Reproduce all the entries precisely.

**Entries supplied:**
▬▬▬▬▬▬

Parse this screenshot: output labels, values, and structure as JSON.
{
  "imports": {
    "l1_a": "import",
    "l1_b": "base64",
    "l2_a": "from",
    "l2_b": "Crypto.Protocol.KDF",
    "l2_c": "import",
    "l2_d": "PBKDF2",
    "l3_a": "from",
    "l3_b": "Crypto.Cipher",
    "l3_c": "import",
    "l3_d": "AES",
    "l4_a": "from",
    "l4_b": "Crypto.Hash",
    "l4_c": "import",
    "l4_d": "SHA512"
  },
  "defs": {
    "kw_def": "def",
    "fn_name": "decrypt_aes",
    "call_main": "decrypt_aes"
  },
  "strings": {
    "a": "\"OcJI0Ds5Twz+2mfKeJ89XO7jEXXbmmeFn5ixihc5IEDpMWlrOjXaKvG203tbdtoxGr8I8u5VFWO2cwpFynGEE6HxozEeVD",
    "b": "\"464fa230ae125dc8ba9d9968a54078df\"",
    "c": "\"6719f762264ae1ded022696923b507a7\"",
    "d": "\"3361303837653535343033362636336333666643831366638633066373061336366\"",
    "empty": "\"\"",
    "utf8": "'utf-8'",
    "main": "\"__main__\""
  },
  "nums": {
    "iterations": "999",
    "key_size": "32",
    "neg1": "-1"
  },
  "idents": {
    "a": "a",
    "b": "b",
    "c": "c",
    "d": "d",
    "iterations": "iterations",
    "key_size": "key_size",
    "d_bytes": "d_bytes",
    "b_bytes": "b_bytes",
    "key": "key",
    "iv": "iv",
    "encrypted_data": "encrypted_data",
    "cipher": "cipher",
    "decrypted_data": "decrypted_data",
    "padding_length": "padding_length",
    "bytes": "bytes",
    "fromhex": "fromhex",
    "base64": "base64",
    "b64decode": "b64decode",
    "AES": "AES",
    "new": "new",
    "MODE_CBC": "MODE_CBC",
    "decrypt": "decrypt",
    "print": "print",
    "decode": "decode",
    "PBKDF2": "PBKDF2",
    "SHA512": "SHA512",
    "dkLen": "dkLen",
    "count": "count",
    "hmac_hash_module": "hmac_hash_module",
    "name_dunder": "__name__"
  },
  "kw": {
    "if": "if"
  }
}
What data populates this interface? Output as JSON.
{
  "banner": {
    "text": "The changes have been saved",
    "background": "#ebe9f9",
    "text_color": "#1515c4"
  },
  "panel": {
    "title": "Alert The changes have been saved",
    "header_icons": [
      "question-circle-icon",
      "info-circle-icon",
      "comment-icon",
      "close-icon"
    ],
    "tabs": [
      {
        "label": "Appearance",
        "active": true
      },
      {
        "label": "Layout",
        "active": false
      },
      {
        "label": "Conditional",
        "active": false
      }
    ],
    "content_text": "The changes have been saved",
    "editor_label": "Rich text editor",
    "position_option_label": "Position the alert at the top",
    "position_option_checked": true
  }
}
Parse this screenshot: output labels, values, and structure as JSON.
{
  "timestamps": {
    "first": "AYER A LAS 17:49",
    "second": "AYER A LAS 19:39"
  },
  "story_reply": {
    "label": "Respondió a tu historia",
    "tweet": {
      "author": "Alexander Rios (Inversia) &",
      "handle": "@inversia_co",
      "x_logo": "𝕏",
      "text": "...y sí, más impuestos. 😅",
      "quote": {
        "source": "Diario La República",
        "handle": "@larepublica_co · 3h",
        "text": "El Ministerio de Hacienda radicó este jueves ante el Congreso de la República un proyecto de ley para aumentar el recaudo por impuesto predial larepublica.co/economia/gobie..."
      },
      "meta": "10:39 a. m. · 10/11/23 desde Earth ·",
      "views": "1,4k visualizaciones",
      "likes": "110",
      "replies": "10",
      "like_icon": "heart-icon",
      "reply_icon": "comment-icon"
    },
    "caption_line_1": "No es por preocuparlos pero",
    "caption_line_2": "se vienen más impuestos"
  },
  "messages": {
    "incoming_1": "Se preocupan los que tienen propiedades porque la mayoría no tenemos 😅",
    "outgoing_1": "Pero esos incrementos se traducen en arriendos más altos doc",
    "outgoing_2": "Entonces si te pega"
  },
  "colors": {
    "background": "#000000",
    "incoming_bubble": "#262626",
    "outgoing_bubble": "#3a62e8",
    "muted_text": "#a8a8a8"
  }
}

▬▬▬▬▬▬

**Response below:**
Parse this screenshot: output labels, values, and structure as JSON.
{
  "imports": {
    "l1_a": "import",
    "l1_b": "base64",
    "l2_a": "from",
    "l2_b": "Crypto.Protocol.KDF",
    "l2_c": "import",
    "l2_d": "PBKDF2",
    "l3_a": "from",
    "l3_b": "Crypto.Cipher",
    "l3_c": "import",
    "l3_d": "AES",
    "l4_a": "from",
    "l4_b": "Crypto.Hash",
    "l4_c": "import",
    "l4_d": "SHA512"
  },
  "defs": {
    "kw_def": "def",
    "fn_name": "decrypt_aes",
    "call_main": "decrypt_aes"
  },
  "strings": {
    "a": "\"OcJI0Ds5Twz+2mfKeJ89XO7jEXXbmmeFn5ixihc5IEDpMWlrOjXaKvG203tbdtoxGr8I8u5VFWO2cwpFynGEE6HxozEeVD",
    "b": "\"464fa230ae125dc8ba9d9968a54078df\"",
    "c": "\"6719f762264ae1ded022696923b507a7\"",
    "d": "\"3361303837653535343033362636336333666643831366638633066373061336366\"",
    "empty": "\"\"",
    "utf8": "'utf-8'",
    "main": "\"__main__\""
  },
  "nums": {
    "iterations": "999",
    "key_size": "32",
    "neg1": "-1"
  },
  "idents": {
    "a": "a",
    "b": "b",
    "c": "c",
    "d": "d",
    "iterations": "iterations",
    "key_size": "key_size",
    "d_bytes": "d_bytes",
    "b_bytes": "b_bytes",
    "key": "key",
    "iv": "iv",
    "encrypted_data": "encrypted_data",
    "cipher": "cipher",
    "decrypted_data": "decrypted_data",
    "padding_length": "padding_length",
    "bytes": "bytes",
    "fromhex": "fromhex",
    "base64": "base64",
    "b64decode": "b64decode",
    "AES": "AES",
    "new": "new",
    "MODE_CBC": "MODE_CBC",
    "decrypt": "decrypt",
    "print": "print",
    "decode": "decode",
    "PBKDF2": "PBKDF2",
    "SHA512": "SHA512",
    "dkLen": "dkLen",
    "count": "count",
    "hmac_hash_module": "hmac_hash_module",
    "name_dunder": "__name__"
  },
  "kw": {
    "if": "if"
  }
}
What data populates this interface? Output as JSON.
{
  "banner": {
    "text": "The changes have been saved",
    "background": "#ebe9f9",
    "text_color": "#1515c4"
  },
  "panel": {
    "title": "Alert The changes have been saved",
    "header_icons": [
      "question-circle-icon",
      "info-circle-icon",
      "comment-icon",
      "close-icon"
    ],
    "tabs": [
      {
        "label": "Appearance",
        "active": true
      },
      {
        "label": "Layout",
        "active": false
      },
      {
        "label": "Conditional",
        "active": false
      }
    ],
    "content_text": "The changes have been saved",
    "editor_label": "Rich text editor",
    "position_option_label": "Position the alert at the top",
    "position_option_checked": true
  }
}
Parse this screenshot: output labels, values, and structure as JSON.
{
  "timestamps": {
    "first": "AYER A LAS 17:49",
    "second": "AYER A LAS 19:39"
  },
  "story_reply": {
    "label": "Respondió a tu historia",
    "tweet": {
      "author": "Alexander Rios (Inversia) &",
      "handle": "@inversia_co",
      "x_logo": "𝕏",
      "text": "...y sí, más impuestos. 😅",
      "quote": {
        "source": "Diario La República",
        "handle": "@larepublica_co · 3h",
        "text": "El Ministerio de Hacienda radicó este jueves ante el Congreso de la República un proyecto de ley para aumentar el recaudo por impuesto predial larepublica.co/economia/gobie..."
      },
      "meta": "10:39 a. m. · 10/11/23 desde Earth ·",
      "views": "1,4k visualizaciones",
      "likes": "110",
      "replies": "10",
      "like_icon": "heart-icon",
      "reply_icon": "comment-icon"
    },
    "caption_line_1": "No es por preocuparlos pero",
    "caption_line_2": "se vienen más impuestos"
  },
  "messages": {
    "incoming_1": "Se preocupan los que tienen propiedades porque la mayoría no tenemos 😅",
    "outgoing_1": "Pero esos incrementos se traducen en arriendos más altos doc",
    "outgoing_2": "Entonces si te pega"
  },
  "colors": {
    "background": "#000000",
    "incoming_bubble": "#262626",
    "outgoing_bubble": "#3a62e8",
    "muted_text": "#a8a8a8"
  }
}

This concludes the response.